Start of RECORDS FOR THE EXERCISE
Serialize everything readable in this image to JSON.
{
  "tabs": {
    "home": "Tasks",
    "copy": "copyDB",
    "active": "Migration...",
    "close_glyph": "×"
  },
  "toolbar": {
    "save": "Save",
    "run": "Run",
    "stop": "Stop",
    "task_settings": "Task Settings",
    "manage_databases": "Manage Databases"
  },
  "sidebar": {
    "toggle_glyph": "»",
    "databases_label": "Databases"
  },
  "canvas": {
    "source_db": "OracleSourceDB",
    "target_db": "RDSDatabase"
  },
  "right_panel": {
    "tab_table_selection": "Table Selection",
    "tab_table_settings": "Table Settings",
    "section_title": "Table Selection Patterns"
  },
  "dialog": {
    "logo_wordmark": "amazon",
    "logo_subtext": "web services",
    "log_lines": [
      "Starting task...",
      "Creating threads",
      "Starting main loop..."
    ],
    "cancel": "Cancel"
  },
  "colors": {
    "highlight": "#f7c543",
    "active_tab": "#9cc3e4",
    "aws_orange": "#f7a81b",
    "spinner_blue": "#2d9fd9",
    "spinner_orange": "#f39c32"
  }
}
End of RECORDS FOR THE EXERCISE
## REQUIRED WORK
Output the records exactly, including every line.

## ANSWER TO THE PROBLEM
Serialize everything readable in this image to JSON.
{
  "tabs": {
    "home": "Tasks",
    "copy": "copyDB",
    "active": "Migration...",
    "close_glyph": "×"
  },
  "toolbar": {
    "save": "Save",
    "run": "Run",
    "stop": "Stop",
    "task_settings": "Task Settings",
    "manage_databases": "Manage Databases"
  },
  "sidebar": {
    "toggle_glyph": "»",
    "databases_label": "Databases"
  },
  "canvas": {
    "source_db": "OracleSourceDB",
    "target_db": "RDSDatabase"
  },
  "right_panel": {
    "tab_table_selection": "Table Selection",
    "tab_table_settings": "Table Settings",
    "section_title": "Table Selection Patterns"
  },
  "dialog": {
    "logo_wordmark": "amazon",
    "logo_subtext": "web services",
    "log_lines": [
      "Starting task...",
      "Creating threads",
      "Starting main loop..."
    ],
    "cancel": "Cancel"
  },
  "colors": {
    "highlight": "#f7c543",
    "active_tab": "#9cc3e4",
    "aws_orange": "#f7a81b",
    "spinner_blue": "#2d9fd9",
    "spinner_orange": "#f39c32"
  }
}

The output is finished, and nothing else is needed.